─── Provided entries

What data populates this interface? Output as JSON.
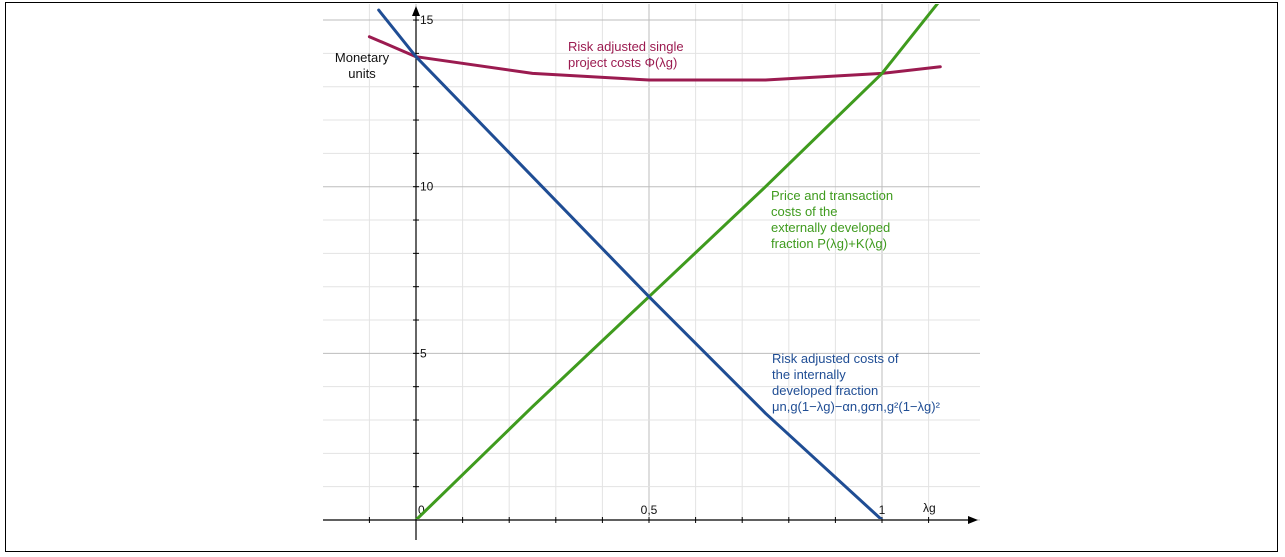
{
  "chart_data": {
    "type": "line",
    "title": "",
    "xlabel": "λg",
    "ylabel": "Monetary units",
    "xlim": [
      -0.1,
      1.125
    ],
    "ylim": [
      -0.25,
      15.3
    ],
    "grid": true,
    "x_ticks": [
      {
        "value": 0,
        "label": "0"
      },
      {
        "value": 0.5,
        "label": "0,5"
      },
      {
        "value": 1,
        "label": "1"
      }
    ],
    "y_ticks": [
      {
        "value": 5,
        "label": "5"
      },
      {
        "value": 10,
        "label": "10"
      },
      {
        "value": 15,
        "label": "15"
      }
    ],
    "series": [
      {
        "name": "Risk adjusted single project costs Φ(λg)",
        "color": "#9b1b50",
        "x": [
          -0.1,
          0,
          0.25,
          0.5,
          0.75,
          1.0,
          1.125
        ],
        "values": [
          14.5,
          13.9,
          13.4,
          13.2,
          13.2,
          13.4,
          13.6
        ]
      },
      {
        "name": "Price and transaction costs of the externally developed fraction P(λg)+K(λg)",
        "color": "#3f9b1e",
        "x": [
          -0.04,
          0,
          0.25,
          0.5,
          0.75,
          1.0,
          1.125
        ],
        "values": [
          -0.3,
          0.0,
          3.4,
          6.7,
          10.0,
          13.4,
          15.6
        ]
      },
      {
        "name": "Risk adjusted costs of the internally developed fraction μn,g(1−λg)−αn,gσn,g²(1−λg)²",
        "color": "#1f4d94",
        "x": [
          -0.08,
          0,
          0.25,
          0.5,
          0.75,
          1.0,
          1.04
        ],
        "values": [
          15.3,
          13.9,
          10.3,
          6.7,
          3.2,
          0.0,
          -0.3
        ]
      }
    ],
    "annotations": {
      "phi": [
        "Risk adjusted single",
        "project costs Φ(λg)"
      ],
      "price": [
        "Price and transaction",
        "costs of the",
        "externally developed",
        "fraction P(λg)+K(λg)"
      ],
      "risk": [
        "Risk adjusted costs of",
        "the internally",
        "developed fraction",
        "μn,g(1−λg)−αn,gσn,g²(1−λg)²"
      ]
    },
    "ylabel_lines": [
      "Monetary",
      "units"
    ]
  }
}
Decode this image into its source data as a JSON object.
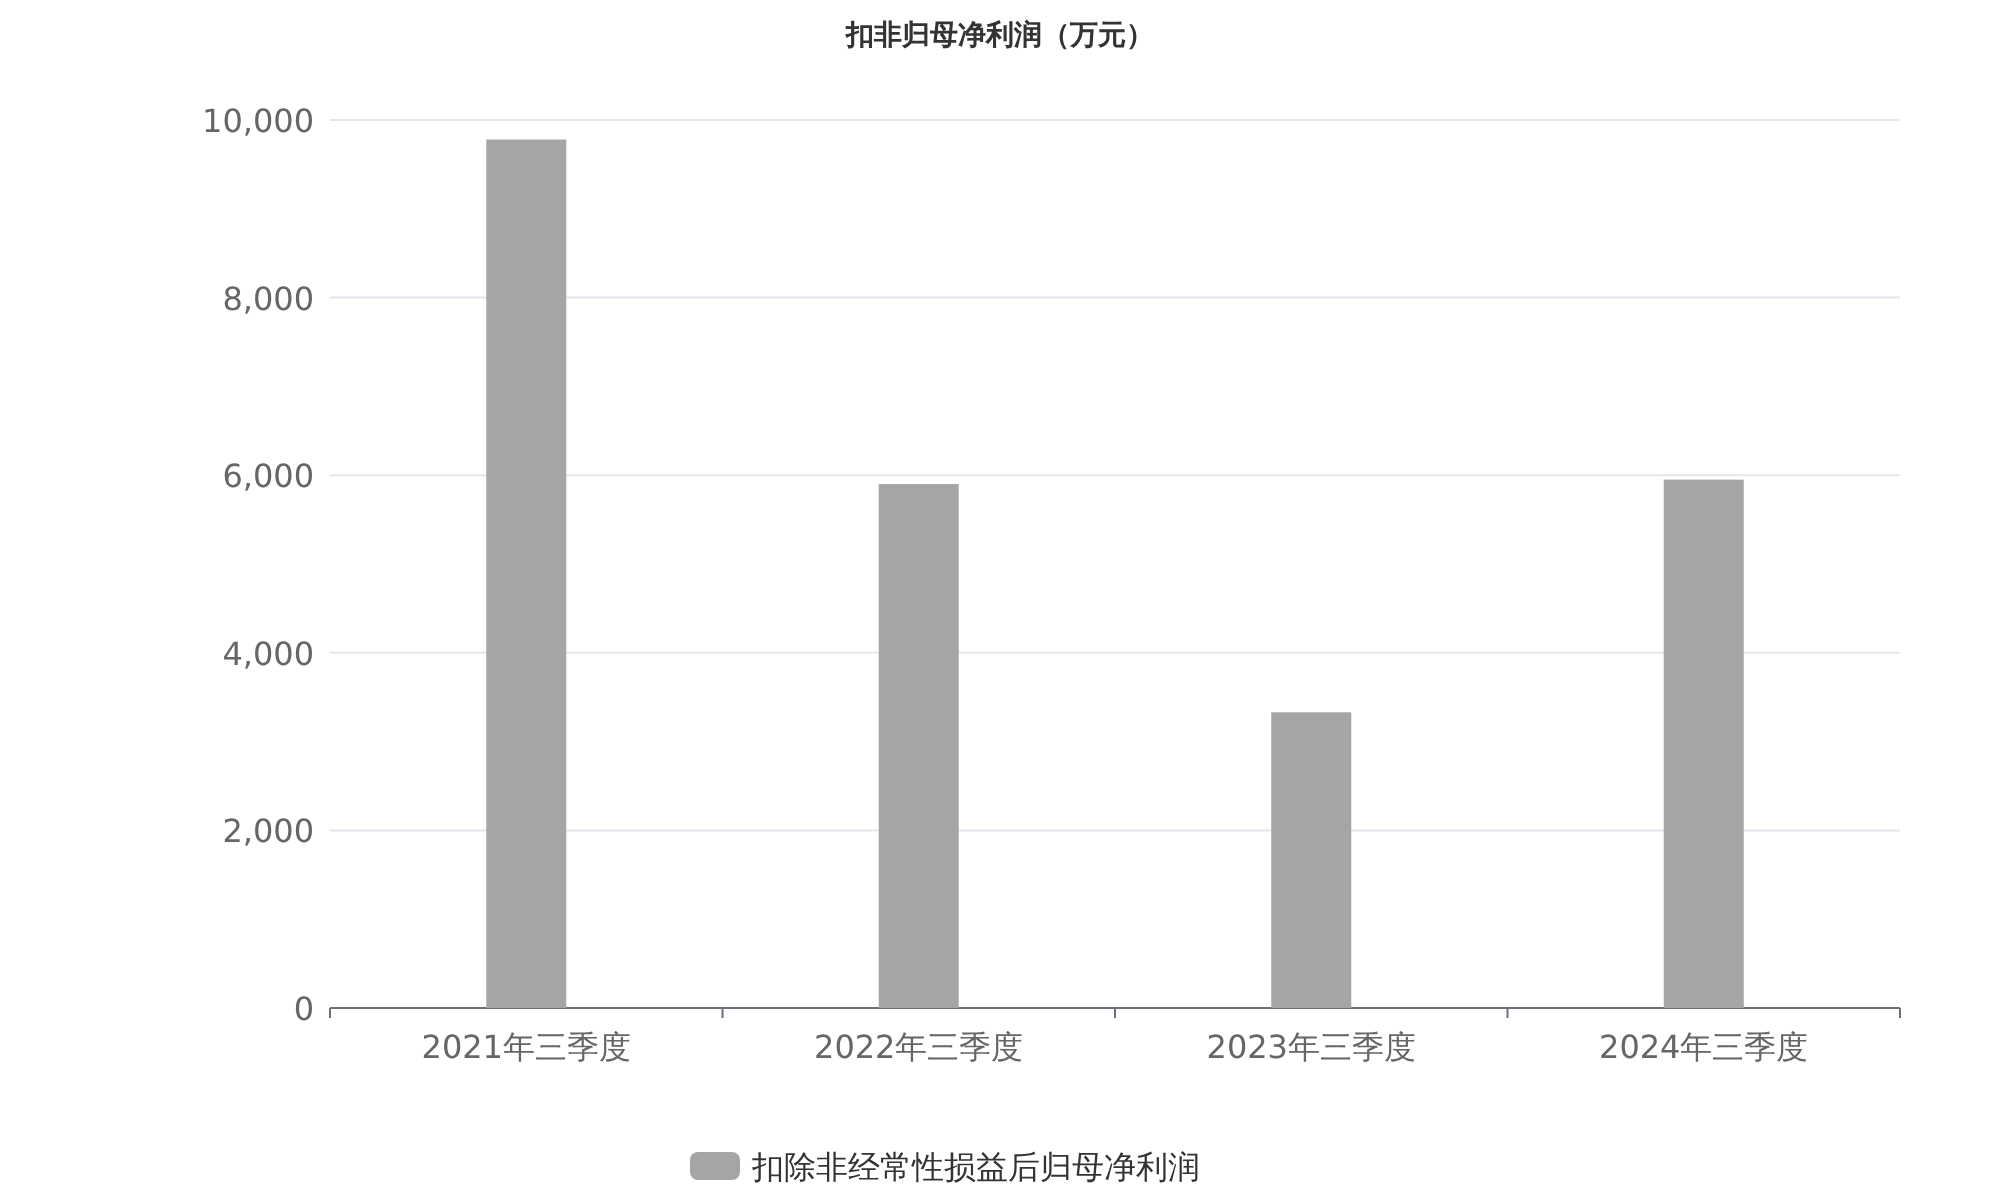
{
  "chart_data": {
    "type": "bar",
    "title": "扣非归母净利润（万元）",
    "categories": [
      "2021年三季度",
      "2022年三季度",
      "2023年三季度",
      "2024年三季度"
    ],
    "series": [
      {
        "name": "扣除非经常性损益后归母净利润",
        "color": "#a5a5a5",
        "values": [
          9780,
          5900,
          3330,
          5950
        ]
      }
    ],
    "ylim": [
      0,
      10000
    ],
    "yticks": [
      0,
      {
        "value": 2000,
        "label": "2,000"
      },
      {
        "value": 4000,
        "label": "4,000"
      },
      {
        "value": 6000,
        "label": "6,000"
      },
      {
        "value": 8000,
        "label": "8,000"
      },
      {
        "value": 10000,
        "label": "10,000"
      }
    ],
    "grid": "y",
    "legend": "bottom"
  }
}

──────

What this task involves: Go through the entries above and print each one exactly, minus the pictures.

Answer for this exercise:
What data populates this interface? Output as JSON.
{
  "chart_data": {
    "type": "line",
    "title": "",
    "xlabel": "λg",
    "ylabel": "Monetary units",
    "xlim": [
      -0.1,
      1.125
    ],
    "ylim": [
      -0.25,
      15.3
    ],
    "grid": true,
    "x_ticks": [
      {
        "value": 0,
        "label": "0"
      },
      {
        "value": 0.5,
        "label": "0,5"
      },
      {
        "value": 1,
        "label": "1"
      }
    ],
    "y_ticks": [
      {
        "value": 5,
        "label": "5"
      },
      {
        "value": 10,
        "label": "10"
      },
      {
        "value": 15,
        "label": "15"
      }
    ],
    "series": [
      {
        "name": "Risk adjusted single project costs Φ(λg)",
        "color": "#9b1b50",
        "x": [
          -0.1,
          0,
          0.25,
          0.5,
          0.75,
          1.0,
          1.125
        ],
        "values": [
          14.5,
          13.9,
          13.4,
          13.2,
          13.2,
          13.4,
          13.6
        ]
      },
      {
        "name": "Price and transaction costs of the externally developed fraction P(λg)+K(λg)",
        "color": "#3f9b1e",
        "x": [
          -0.04,
          0,
          0.25,
          0.5,
          0.75,
          1.0,
          1.125
        ],
        "values": [
          -0.3,
          0.0,
          3.4,
          6.7,
          10.0,
          13.4,
          15.6
        ]
      },
      {
        "name": "Risk adjusted costs of the internally developed fraction μn,g(1−λg)−αn,gσn,g²(1−λg)²",
        "color": "#1f4d94",
        "x": [
          -0.08,
          0,
          0.25,
          0.5,
          0.75,
          1.0,
          1.04
        ],
        "values": [
          15.3,
          13.9,
          10.3,
          6.7,
          3.2,
          0.0,
          -0.3
        ]
      }
    ],
    "annotations": {
      "phi": [
        "Risk adjusted single",
        "project costs Φ(λg)"
      ],
      "price": [
        "Price and transaction",
        "costs of the",
        "externally developed",
        "fraction P(λg)+K(λg)"
      ],
      "risk": [
        "Risk adjusted costs of",
        "the internally",
        "developed fraction",
        "μn,g(1−λg)−αn,gσn,g²(1−λg)²"
      ]
    },
    "ylabel_lines": [
      "Monetary",
      "units"
    ]
  }
}
Decode this image into its source data as a JSON object.
{
  "chart_data": {
    "type": "bar",
    "title": "扣非归母净利润（万元）",
    "categories": [
      "2021年三季度",
      "2022年三季度",
      "2023年三季度",
      "2024年三季度"
    ],
    "series": [
      {
        "name": "扣除非经常性损益后归母净利润",
        "color": "#a5a5a5",
        "values": [
          9780,
          5900,
          3330,
          5950
        ]
      }
    ],
    "ylim": [
      0,
      10000
    ],
    "yticks": [
      0,
      {
        "value": 2000,
        "label": "2,000"
      },
      {
        "value": 4000,
        "label": "4,000"
      },
      {
        "value": 6000,
        "label": "6,000"
      },
      {
        "value": 8000,
        "label": "8,000"
      },
      {
        "value": 10000,
        "label": "10,000"
      }
    ],
    "grid": "y",
    "legend": "bottom"
  }
}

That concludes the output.